**Stated goal**
From the entries below, copy every line that holds the word "screenshot".

[Entries with figure data]
_ _ _ _ _

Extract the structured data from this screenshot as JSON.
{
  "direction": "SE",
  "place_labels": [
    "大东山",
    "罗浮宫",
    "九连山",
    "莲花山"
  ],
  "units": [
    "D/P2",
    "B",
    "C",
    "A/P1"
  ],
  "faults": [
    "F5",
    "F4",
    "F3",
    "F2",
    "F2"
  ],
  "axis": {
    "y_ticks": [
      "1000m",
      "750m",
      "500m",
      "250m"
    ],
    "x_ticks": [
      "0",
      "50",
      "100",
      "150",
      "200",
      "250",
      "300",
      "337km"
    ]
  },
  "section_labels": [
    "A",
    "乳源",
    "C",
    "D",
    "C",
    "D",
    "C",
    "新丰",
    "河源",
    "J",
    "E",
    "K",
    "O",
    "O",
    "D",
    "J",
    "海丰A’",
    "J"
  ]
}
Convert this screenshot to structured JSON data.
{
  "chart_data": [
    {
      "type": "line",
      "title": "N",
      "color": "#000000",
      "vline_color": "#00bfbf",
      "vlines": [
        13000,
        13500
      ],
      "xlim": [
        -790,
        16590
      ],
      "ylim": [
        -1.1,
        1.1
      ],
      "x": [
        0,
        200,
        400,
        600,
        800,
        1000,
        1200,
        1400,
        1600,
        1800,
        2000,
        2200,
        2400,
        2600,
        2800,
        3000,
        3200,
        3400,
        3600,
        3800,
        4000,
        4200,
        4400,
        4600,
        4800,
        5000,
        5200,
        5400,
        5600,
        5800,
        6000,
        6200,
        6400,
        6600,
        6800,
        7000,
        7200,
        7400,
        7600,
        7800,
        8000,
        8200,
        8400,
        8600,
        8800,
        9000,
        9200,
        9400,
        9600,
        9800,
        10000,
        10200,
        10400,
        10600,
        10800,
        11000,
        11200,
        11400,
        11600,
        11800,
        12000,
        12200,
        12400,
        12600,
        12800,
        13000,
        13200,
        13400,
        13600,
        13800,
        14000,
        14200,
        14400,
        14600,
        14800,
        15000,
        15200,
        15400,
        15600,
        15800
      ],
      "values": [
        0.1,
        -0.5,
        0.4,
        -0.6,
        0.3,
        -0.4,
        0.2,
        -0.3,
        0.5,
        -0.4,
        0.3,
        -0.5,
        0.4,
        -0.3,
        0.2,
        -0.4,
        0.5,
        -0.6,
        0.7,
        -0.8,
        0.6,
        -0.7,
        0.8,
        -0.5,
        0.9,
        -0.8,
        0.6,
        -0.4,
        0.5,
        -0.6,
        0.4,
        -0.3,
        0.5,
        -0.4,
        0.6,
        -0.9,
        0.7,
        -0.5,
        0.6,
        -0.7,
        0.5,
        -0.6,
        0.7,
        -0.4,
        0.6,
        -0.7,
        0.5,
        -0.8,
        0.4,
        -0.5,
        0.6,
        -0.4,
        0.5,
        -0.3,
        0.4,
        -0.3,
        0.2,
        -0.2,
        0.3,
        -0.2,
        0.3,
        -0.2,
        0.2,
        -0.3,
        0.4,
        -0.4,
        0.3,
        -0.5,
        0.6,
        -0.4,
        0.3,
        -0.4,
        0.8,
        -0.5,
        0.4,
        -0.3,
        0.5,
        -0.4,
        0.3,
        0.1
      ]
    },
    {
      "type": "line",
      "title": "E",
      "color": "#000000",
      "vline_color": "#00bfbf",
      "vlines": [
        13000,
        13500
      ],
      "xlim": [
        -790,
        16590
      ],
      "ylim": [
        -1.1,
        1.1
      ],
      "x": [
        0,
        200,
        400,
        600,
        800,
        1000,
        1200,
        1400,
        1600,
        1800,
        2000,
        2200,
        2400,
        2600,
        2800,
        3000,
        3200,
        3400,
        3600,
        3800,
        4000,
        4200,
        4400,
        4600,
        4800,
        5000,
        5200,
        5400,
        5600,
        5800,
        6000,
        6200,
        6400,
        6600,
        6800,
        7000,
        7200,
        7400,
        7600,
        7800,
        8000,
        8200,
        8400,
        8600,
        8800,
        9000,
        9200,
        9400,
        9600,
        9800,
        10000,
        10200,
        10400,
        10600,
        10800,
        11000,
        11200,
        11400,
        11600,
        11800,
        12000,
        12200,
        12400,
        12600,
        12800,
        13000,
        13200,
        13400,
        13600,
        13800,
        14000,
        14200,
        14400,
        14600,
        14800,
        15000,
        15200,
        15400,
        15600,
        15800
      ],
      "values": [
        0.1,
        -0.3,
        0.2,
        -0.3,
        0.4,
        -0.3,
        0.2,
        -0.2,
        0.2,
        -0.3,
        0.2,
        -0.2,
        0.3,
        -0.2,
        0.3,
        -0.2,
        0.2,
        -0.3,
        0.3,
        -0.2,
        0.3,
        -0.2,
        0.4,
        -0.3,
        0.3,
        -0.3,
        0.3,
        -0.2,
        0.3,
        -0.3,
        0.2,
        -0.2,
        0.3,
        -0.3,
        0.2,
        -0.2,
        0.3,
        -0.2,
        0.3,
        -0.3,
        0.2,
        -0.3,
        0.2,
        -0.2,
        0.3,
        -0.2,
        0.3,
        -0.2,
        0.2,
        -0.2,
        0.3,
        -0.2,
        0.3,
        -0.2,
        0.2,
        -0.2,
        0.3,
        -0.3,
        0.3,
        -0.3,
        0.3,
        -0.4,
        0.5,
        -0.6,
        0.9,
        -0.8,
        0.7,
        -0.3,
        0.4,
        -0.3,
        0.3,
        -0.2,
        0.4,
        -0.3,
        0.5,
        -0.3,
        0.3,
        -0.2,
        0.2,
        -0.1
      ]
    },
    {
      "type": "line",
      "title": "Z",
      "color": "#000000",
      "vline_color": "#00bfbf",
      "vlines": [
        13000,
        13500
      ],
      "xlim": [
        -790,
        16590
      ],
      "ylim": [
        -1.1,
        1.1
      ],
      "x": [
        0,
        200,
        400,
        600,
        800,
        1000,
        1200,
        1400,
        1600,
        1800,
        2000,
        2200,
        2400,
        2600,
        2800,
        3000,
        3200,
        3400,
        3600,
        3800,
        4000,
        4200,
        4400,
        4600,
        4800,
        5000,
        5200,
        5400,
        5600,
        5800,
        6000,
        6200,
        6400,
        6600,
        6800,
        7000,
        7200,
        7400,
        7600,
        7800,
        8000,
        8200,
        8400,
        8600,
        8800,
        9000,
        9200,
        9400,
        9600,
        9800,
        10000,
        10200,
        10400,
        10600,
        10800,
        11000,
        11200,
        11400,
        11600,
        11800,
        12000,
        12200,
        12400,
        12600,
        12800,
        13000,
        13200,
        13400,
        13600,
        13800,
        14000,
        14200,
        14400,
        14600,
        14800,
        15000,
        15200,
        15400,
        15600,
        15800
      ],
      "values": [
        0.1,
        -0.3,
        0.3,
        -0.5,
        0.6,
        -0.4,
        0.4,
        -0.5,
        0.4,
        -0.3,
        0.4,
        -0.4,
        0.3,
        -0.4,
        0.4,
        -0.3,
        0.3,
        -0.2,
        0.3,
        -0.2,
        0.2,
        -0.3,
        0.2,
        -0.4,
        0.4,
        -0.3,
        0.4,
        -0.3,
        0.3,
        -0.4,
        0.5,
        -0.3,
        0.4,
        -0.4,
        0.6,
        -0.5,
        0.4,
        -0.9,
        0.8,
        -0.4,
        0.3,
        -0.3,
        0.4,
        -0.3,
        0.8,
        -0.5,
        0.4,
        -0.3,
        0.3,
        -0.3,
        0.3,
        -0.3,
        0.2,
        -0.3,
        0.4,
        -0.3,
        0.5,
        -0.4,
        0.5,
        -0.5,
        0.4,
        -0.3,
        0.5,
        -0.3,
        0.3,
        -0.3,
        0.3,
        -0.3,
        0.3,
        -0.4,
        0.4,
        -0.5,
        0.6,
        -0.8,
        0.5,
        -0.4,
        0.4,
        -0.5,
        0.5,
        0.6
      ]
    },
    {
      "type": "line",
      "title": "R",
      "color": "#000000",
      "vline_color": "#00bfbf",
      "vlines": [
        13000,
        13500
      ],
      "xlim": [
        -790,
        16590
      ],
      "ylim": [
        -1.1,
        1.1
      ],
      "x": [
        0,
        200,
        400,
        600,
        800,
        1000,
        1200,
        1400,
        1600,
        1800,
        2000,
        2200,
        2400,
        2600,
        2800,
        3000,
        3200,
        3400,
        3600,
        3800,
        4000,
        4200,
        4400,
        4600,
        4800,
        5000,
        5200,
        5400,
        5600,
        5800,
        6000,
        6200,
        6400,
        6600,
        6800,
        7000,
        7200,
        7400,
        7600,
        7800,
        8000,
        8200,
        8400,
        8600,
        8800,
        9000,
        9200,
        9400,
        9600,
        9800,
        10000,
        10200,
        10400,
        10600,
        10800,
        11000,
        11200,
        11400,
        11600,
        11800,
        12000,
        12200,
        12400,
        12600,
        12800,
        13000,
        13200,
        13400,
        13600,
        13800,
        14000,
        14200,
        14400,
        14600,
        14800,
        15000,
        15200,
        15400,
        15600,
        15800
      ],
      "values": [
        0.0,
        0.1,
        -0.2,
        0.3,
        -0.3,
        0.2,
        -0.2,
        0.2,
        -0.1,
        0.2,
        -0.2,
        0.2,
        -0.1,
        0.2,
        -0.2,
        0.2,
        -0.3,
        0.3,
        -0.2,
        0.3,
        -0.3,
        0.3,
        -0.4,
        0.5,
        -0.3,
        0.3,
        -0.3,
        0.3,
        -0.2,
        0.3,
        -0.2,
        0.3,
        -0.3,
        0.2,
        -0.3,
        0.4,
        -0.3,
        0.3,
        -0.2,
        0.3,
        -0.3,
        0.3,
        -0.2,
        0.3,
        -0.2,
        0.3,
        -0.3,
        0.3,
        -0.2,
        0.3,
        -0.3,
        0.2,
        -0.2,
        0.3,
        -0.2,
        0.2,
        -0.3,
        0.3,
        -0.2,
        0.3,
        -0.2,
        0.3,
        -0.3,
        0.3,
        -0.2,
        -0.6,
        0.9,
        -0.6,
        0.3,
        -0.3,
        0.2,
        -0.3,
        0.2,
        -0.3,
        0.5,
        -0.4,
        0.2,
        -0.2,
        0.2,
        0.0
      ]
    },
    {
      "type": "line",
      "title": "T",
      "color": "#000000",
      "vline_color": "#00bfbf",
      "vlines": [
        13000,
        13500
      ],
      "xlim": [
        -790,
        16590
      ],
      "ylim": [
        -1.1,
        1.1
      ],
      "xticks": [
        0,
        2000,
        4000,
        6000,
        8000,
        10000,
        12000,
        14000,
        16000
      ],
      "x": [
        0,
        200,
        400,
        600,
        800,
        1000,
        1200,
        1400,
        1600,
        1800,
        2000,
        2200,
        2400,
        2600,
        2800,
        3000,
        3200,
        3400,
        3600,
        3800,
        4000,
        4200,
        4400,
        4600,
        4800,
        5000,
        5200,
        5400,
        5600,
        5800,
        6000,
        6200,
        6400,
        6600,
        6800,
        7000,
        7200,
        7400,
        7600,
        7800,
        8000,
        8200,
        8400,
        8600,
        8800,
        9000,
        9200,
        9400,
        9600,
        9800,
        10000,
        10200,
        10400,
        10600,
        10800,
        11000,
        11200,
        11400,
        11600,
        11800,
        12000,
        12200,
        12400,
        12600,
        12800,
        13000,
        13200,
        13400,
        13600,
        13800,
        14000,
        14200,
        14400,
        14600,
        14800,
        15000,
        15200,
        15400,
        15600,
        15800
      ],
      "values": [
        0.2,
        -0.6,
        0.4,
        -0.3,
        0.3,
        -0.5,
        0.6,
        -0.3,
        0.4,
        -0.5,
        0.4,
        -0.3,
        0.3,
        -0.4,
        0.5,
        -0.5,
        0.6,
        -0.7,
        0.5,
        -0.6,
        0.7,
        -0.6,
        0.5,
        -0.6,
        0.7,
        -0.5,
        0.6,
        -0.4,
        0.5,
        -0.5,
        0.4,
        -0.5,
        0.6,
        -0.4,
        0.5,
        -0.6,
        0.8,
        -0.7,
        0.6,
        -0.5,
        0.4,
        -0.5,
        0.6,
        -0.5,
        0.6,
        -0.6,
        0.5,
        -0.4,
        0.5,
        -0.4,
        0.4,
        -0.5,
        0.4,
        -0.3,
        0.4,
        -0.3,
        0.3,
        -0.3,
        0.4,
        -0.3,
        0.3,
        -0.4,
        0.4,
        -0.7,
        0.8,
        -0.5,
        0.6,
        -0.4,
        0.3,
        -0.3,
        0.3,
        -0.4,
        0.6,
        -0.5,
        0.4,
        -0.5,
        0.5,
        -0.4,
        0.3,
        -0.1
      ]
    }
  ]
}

_ _ _ _ _

**Complete answer**
Extract the structured data from this screenshot as JSON.
Convert this screenshot to structured JSON data.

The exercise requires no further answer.